> PROMPT
Return the entire listing, character for character.

┄┄┄┄┄┄

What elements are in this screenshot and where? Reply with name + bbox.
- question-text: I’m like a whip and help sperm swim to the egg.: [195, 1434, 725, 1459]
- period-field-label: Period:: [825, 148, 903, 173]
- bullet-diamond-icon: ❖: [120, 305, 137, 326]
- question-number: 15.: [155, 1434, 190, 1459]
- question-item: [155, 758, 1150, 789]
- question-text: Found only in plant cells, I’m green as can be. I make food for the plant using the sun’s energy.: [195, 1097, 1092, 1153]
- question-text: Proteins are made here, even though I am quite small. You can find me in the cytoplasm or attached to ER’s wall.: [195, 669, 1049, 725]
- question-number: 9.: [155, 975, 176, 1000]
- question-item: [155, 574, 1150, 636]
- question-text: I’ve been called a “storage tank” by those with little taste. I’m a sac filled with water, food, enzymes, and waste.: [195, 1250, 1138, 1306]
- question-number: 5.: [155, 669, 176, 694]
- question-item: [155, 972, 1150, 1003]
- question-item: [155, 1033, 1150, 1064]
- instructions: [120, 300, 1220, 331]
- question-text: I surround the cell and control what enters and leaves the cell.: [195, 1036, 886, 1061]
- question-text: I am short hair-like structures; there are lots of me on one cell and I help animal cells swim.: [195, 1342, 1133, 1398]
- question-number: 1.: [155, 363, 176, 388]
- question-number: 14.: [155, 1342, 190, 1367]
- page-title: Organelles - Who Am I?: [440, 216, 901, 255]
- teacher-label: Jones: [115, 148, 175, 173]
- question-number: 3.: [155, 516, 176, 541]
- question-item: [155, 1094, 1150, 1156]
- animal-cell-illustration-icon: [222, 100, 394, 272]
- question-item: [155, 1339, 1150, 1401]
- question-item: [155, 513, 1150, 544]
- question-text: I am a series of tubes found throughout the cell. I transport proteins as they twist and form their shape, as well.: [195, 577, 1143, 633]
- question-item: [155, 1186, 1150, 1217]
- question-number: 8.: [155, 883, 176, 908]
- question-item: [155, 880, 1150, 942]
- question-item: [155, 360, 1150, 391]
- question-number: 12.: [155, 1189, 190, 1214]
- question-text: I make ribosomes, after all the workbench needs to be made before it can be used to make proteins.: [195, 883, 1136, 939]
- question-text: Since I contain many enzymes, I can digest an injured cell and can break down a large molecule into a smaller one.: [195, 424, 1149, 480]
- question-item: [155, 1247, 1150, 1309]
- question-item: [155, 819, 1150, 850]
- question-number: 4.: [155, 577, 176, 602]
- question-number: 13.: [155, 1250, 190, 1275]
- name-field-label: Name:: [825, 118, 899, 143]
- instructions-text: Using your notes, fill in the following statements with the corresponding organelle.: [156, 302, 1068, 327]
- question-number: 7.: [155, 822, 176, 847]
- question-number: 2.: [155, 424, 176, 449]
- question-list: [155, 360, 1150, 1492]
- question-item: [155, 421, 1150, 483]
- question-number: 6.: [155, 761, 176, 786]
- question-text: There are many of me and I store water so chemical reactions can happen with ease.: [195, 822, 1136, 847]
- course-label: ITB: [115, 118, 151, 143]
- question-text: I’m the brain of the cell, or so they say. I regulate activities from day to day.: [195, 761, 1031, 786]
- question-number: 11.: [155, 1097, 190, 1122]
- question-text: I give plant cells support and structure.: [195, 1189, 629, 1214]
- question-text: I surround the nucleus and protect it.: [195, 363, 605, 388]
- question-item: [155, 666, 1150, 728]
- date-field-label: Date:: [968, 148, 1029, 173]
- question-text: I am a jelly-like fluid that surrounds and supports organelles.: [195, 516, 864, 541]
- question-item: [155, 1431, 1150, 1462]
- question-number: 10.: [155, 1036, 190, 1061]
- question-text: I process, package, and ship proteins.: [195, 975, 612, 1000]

┄┄┄┄┄┄

> TASK OUTPUT
What elements are in this screenshot and where? Reply with name + bbox.
- question-text: I’m like a whip and help sperm swim to the egg.: [195, 1434, 725, 1459]
- period-field-label: Period:: [825, 148, 903, 173]
- bullet-diamond-icon: ❖: [120, 305, 137, 326]
- question-number: 15.: [155, 1434, 190, 1459]
- question-item: [155, 758, 1150, 789]
- question-text: Found only in plant cells, I’m green as can be. I make food for the plant using the sun’s energy.: [195, 1097, 1092, 1153]
- question-text: Proteins are made here, even though I am quite small. You can find me in the cytoplasm or attached to ER’s wall.: [195, 669, 1049, 725]
- question-number: 9.: [155, 975, 176, 1000]
- question-item: [155, 574, 1150, 636]
- question-text: I’ve been called a “storage tank” by those with little taste. I’m a sac filled with water, food, enzymes, and waste.: [195, 1250, 1138, 1306]
- question-number: 5.: [155, 669, 176, 694]
- question-item: [155, 972, 1150, 1003]
- question-item: [155, 1033, 1150, 1064]
- instructions: [120, 300, 1220, 331]
- question-text: I surround the cell and control what enters and leaves the cell.: [195, 1036, 886, 1061]
- question-text: I am short hair-like structures; there are lots of me on one cell and I help animal cells swim.: [195, 1342, 1133, 1398]
- question-number: 1.: [155, 363, 176, 388]
- question-number: 14.: [155, 1342, 190, 1367]
- page-title: Organelles - Who Am I?: [440, 216, 901, 255]
- teacher-label: Jones: [115, 148, 175, 173]
- question-number: 3.: [155, 516, 176, 541]
- question-item: [155, 1094, 1150, 1156]
- animal-cell-illustration-icon: [222, 100, 394, 272]
- question-item: [155, 1339, 1150, 1401]
- question-item: [155, 513, 1150, 544]
- question-text: I am a series of tubes found throughout the cell. I transport proteins as they twist and form their shape, as well.: [195, 577, 1143, 633]
- question-item: [155, 1186, 1150, 1217]
- question-number: 8.: [155, 883, 176, 908]
- question-item: [155, 880, 1150, 942]
- question-item: [155, 360, 1150, 391]
- question-number: 12.: [155, 1189, 190, 1214]
- question-text: I make ribosomes, after all the workbench needs to be made before it can be used to make proteins.: [195, 883, 1136, 939]
- question-text: Since I contain many enzymes, I can digest an injured cell and can break down a large molecule into a smaller one.: [195, 424, 1149, 480]
- question-item: [155, 1247, 1150, 1309]
- question-item: [155, 819, 1150, 850]
- question-number: 4.: [155, 577, 176, 602]
- question-number: 13.: [155, 1250, 190, 1275]
- name-field-label: Name:: [825, 118, 899, 143]
- instructions-text: Using your notes, fill in the following statements with the corresponding organelle.: [156, 302, 1068, 327]
- question-number: 7.: [155, 822, 176, 847]
- question-number: 2.: [155, 424, 176, 449]
- question-list: [155, 360, 1150, 1492]
- question-item: [155, 421, 1150, 483]
- question-number: 6.: [155, 761, 176, 786]
- question-text: There are many of me and I store water so chemical reactions can happen with ease.: [195, 822, 1136, 847]
- course-label: ITB: [115, 118, 151, 143]
- question-text: I’m the brain of the cell, or so they say. I regulate activities from day to day.: [195, 761, 1031, 786]
- question-number: 11.: [155, 1097, 190, 1122]
- question-text: I give plant cells support and structure.: [195, 1189, 629, 1214]
- question-text: I surround the nucleus and protect it.: [195, 363, 605, 388]
- question-item: [155, 666, 1150, 728]
- date-field-label: Date:: [968, 148, 1029, 173]
- question-text: I am a jelly-like fluid that surrounds and supports organelles.: [195, 516, 864, 541]
- question-item: [155, 1431, 1150, 1462]
- question-number: 10.: [155, 1036, 190, 1061]
- question-text: I process, package, and ship proteins.: [195, 975, 612, 1000]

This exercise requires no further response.